* [EXERCISE]: Write out the whole listing, matching it exactly.

--- BEGIN DATA LINES ---

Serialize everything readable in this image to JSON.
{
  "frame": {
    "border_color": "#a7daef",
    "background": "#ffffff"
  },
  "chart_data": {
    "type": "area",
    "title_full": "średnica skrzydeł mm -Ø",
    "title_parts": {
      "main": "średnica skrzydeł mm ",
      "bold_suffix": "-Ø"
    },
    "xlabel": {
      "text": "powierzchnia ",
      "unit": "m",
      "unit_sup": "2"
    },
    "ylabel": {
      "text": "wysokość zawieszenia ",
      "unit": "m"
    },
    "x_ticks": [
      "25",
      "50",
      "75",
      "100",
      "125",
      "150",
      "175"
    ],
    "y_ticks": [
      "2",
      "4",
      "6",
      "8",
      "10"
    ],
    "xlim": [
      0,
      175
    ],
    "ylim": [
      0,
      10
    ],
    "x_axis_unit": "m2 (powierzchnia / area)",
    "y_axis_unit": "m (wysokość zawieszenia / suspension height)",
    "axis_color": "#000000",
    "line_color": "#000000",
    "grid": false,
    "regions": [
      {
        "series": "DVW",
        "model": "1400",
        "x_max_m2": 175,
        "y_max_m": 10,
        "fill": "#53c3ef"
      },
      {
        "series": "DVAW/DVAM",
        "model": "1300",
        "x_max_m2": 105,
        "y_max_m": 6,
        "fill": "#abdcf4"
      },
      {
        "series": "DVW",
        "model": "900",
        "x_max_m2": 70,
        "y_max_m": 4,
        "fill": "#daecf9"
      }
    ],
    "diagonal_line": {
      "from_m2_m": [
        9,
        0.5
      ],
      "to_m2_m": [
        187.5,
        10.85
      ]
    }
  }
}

--- END DATA LINES ---

* [WRITTEN ANSWER]:
Serialize everything readable in this image to JSON.
{
  "frame": {
    "border_color": "#a7daef",
    "background": "#ffffff"
  },
  "chart_data": {
    "type": "area",
    "title_full": "średnica skrzydeł mm -Ø",
    "title_parts": {
      "main": "średnica skrzydeł mm ",
      "bold_suffix": "-Ø"
    },
    "xlabel": {
      "text": "powierzchnia ",
      "unit": "m",
      "unit_sup": "2"
    },
    "ylabel": {
      "text": "wysokość zawieszenia ",
      "unit": "m"
    },
    "x_ticks": [
      "25",
      "50",
      "75",
      "100",
      "125",
      "150",
      "175"
    ],
    "y_ticks": [
      "2",
      "4",
      "6",
      "8",
      "10"
    ],
    "xlim": [
      0,
      175
    ],
    "ylim": [
      0,
      10
    ],
    "x_axis_unit": "m2 (powierzchnia / area)",
    "y_axis_unit": "m (wysokość zawieszenia / suspension height)",
    "axis_color": "#000000",
    "line_color": "#000000",
    "grid": false,
    "regions": [
      {
        "series": "DVW",
        "model": "1400",
        "x_max_m2": 175,
        "y_max_m": 10,
        "fill": "#53c3ef"
      },
      {
        "series": "DVAW/DVAM",
        "model": "1300",
        "x_max_m2": 105,
        "y_max_m": 6,
        "fill": "#abdcf4"
      },
      {
        "series": "DVW",
        "model": "900",
        "x_max_m2": 70,
        "y_max_m": 4,
        "fill": "#daecf9"
      }
    ],
    "diagonal_line": {
      "from_m2_m": [
        9,
        0.5
      ],
      "to_m2_m": [
        187.5,
        10.85
      ]
    }
  }
}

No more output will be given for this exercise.